- [Given instruction]:
Wherever "Satellite" appears in a line, list that line.

- [Data shown]:

==============================

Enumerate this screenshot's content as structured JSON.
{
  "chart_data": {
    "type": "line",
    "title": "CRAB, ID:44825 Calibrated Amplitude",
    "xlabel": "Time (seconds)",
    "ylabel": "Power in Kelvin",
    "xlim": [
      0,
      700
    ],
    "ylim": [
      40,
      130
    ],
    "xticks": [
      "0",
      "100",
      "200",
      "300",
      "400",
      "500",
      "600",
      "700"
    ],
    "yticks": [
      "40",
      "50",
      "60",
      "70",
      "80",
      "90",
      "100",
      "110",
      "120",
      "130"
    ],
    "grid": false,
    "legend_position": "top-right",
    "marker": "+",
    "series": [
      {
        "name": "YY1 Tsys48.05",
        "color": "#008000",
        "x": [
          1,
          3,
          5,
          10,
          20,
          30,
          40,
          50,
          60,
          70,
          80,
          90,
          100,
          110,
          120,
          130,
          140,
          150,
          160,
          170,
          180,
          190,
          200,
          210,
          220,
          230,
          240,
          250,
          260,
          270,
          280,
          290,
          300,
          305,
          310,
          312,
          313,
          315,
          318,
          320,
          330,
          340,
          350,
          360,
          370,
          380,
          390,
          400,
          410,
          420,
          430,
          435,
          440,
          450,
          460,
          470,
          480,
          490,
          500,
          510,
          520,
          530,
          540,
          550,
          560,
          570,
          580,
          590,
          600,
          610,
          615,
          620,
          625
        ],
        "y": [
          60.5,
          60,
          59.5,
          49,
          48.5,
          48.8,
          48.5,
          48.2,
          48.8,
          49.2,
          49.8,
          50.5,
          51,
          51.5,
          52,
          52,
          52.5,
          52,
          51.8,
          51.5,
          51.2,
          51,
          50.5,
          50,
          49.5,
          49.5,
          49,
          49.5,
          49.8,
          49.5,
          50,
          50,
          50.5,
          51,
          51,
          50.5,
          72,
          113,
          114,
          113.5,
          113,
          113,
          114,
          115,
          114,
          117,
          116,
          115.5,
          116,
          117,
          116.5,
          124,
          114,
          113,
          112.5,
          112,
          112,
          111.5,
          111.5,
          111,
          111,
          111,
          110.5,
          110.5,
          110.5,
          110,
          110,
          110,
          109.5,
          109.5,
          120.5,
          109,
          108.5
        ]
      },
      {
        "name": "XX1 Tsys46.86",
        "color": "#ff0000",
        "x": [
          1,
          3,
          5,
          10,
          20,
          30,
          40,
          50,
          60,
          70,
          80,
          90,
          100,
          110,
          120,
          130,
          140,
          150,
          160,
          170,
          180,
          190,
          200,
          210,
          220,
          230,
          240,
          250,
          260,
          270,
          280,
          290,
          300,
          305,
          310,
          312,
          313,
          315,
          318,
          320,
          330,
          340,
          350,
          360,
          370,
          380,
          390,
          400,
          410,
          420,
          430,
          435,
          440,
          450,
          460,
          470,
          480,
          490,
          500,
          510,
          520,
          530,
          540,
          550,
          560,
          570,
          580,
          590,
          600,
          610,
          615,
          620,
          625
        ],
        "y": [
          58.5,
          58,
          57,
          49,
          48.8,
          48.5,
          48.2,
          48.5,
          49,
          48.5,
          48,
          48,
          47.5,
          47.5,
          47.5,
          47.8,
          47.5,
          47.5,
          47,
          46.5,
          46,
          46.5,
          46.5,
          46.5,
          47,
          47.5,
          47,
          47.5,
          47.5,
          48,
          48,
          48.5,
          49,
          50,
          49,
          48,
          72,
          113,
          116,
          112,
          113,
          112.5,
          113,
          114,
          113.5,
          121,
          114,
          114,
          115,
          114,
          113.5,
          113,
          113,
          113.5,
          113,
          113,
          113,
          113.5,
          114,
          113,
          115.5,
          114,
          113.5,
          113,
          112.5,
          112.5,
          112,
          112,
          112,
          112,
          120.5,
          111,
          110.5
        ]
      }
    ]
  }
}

==============================

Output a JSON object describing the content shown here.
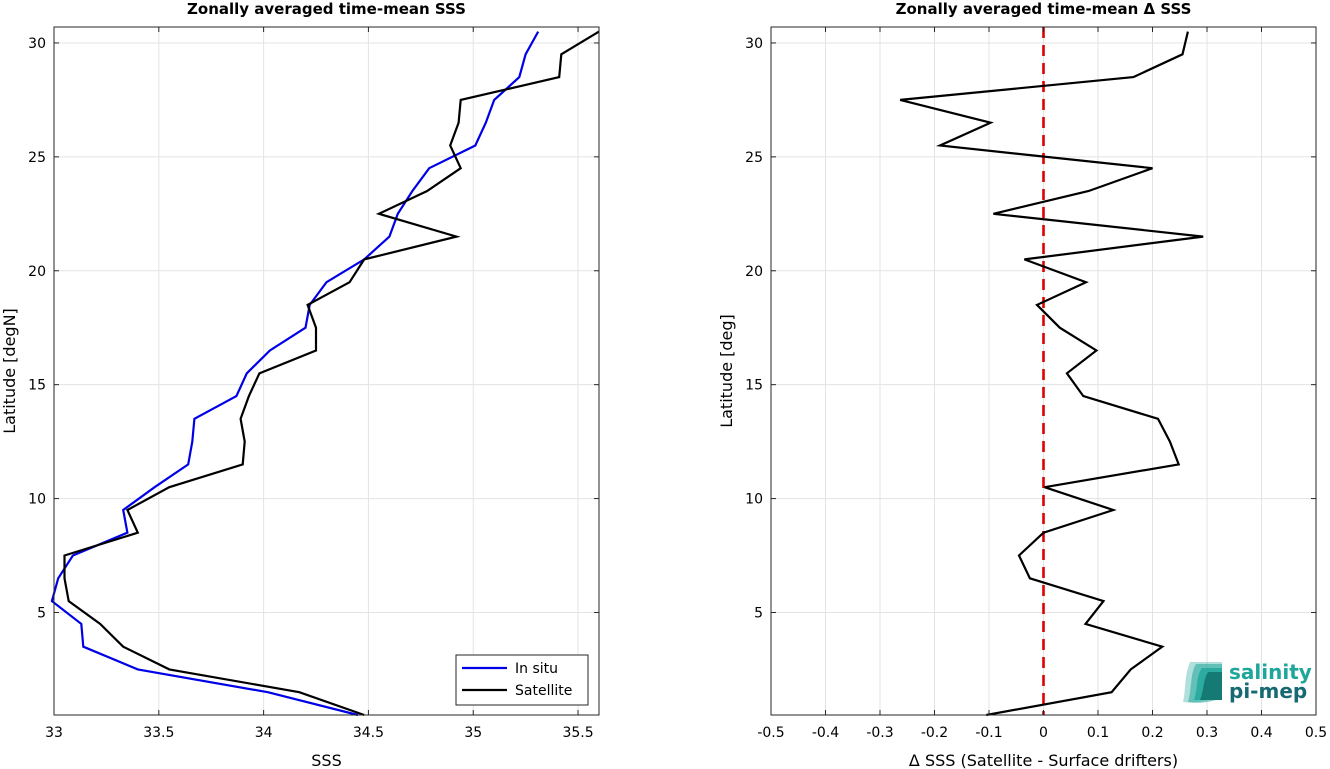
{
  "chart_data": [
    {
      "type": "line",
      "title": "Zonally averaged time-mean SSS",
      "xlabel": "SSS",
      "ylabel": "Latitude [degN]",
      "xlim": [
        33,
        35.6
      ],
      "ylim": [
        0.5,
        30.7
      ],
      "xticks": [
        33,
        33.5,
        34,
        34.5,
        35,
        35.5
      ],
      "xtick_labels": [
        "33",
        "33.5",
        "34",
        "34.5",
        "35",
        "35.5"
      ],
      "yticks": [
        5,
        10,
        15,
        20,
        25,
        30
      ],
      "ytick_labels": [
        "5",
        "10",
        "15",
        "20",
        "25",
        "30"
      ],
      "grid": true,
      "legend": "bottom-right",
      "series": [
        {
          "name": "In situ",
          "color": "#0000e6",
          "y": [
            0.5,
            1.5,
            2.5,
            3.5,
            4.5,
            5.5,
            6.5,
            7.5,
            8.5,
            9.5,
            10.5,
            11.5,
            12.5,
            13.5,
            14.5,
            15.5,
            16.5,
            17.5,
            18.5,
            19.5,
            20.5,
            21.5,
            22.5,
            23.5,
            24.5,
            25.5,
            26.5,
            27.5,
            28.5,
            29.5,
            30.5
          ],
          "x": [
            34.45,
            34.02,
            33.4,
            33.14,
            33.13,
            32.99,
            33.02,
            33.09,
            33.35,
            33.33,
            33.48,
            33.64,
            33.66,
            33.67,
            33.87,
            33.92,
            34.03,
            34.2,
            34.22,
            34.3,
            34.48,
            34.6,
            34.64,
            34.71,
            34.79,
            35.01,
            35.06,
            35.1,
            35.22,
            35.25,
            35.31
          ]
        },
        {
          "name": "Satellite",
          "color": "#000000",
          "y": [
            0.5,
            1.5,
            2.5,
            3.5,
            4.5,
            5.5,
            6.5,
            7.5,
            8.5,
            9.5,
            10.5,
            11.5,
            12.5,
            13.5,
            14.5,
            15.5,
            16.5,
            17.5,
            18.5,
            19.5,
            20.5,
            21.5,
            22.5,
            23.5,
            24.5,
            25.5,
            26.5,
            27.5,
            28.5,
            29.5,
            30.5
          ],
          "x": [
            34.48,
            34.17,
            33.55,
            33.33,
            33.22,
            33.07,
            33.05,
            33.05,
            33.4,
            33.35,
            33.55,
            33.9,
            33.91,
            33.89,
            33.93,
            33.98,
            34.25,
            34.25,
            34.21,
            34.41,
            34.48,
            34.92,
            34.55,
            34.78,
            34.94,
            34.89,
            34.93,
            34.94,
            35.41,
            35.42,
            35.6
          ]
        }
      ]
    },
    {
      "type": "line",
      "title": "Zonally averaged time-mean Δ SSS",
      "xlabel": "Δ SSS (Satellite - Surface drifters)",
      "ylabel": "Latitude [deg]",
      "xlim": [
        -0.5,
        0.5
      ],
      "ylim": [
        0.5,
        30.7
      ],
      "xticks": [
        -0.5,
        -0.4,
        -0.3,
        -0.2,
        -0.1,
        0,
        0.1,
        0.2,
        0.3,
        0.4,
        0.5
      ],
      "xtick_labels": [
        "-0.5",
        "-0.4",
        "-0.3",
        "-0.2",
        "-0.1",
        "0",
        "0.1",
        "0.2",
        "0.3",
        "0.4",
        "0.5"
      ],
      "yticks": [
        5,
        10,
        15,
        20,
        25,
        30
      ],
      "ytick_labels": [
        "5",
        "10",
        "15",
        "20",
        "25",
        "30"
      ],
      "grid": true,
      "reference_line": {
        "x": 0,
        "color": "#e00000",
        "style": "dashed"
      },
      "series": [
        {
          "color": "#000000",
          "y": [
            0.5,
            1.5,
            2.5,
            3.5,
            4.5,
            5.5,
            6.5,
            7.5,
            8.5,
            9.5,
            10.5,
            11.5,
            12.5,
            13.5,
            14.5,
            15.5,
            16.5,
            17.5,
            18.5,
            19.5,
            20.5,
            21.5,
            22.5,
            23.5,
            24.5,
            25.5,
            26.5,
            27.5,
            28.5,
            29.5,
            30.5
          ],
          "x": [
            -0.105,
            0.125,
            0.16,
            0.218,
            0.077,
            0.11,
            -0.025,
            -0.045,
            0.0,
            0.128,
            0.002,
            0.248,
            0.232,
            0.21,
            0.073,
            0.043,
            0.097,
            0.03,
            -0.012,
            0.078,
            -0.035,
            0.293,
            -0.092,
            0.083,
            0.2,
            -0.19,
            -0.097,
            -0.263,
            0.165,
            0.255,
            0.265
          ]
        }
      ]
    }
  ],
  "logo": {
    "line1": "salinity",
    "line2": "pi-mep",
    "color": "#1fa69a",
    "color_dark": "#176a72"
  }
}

==============================

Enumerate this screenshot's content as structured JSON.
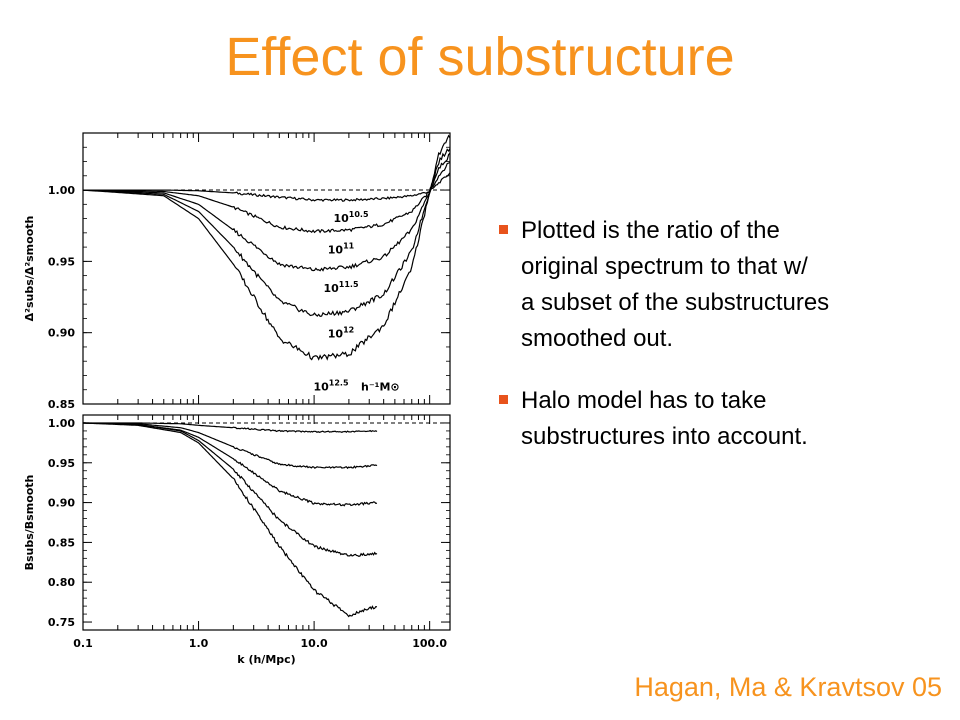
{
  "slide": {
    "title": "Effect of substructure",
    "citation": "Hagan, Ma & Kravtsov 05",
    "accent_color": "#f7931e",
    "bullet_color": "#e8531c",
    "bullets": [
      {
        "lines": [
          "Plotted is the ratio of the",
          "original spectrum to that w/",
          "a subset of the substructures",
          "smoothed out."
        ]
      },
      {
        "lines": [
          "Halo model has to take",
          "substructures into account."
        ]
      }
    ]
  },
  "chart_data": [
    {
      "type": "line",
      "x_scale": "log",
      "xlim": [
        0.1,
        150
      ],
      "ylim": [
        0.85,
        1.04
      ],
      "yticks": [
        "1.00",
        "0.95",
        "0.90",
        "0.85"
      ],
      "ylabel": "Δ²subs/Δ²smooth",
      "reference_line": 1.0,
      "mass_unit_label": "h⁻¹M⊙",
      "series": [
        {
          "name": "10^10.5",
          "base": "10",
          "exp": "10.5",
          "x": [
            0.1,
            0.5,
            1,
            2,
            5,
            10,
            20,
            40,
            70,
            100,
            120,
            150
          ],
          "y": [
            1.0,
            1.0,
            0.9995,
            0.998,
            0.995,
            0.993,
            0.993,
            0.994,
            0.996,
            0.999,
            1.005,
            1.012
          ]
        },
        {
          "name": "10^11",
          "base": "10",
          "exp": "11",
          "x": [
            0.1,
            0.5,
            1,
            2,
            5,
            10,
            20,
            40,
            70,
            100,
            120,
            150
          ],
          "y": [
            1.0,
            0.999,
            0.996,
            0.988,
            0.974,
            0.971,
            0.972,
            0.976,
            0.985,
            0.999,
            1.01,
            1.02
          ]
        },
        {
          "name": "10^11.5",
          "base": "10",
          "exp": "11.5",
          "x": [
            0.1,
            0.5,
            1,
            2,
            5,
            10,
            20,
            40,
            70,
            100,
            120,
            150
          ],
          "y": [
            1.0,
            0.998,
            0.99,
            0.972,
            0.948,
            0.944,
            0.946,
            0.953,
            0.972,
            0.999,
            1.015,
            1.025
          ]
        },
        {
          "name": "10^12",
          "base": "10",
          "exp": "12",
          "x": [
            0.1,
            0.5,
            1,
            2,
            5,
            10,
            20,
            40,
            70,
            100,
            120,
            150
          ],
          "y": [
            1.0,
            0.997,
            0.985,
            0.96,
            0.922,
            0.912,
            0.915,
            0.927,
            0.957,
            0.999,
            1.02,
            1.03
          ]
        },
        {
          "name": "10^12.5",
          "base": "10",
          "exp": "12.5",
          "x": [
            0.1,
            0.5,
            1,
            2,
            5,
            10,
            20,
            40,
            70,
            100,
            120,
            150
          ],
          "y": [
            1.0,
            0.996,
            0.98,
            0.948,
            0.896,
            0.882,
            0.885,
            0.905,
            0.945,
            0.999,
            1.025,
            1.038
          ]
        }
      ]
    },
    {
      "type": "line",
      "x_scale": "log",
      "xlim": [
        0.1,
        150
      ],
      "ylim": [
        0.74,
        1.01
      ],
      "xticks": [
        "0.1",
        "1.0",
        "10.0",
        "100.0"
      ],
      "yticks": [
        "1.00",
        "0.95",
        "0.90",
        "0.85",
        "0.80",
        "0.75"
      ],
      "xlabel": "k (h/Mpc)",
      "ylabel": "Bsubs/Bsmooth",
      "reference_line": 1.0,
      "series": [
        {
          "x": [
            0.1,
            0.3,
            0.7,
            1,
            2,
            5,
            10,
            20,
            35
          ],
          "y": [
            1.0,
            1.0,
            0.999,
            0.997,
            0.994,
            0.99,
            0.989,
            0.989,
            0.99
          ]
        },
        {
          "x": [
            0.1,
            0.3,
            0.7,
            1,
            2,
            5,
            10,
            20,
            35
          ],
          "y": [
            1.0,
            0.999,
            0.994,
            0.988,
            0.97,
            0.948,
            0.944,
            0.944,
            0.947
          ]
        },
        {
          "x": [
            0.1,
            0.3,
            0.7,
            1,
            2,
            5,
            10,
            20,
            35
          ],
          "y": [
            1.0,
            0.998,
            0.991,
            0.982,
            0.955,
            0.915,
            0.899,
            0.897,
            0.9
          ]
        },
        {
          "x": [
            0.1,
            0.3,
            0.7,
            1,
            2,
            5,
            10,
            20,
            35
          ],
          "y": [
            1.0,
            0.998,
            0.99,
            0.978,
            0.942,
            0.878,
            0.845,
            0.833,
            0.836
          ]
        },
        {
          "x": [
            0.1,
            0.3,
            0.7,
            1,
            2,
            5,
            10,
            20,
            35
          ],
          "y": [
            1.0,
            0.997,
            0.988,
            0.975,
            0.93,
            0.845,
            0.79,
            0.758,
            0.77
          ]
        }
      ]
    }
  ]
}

==============================

- [Exercise solution]:
          "name": "Satellite",
      "xlabel": "Δ SSS (Satellite - Surface drifters)",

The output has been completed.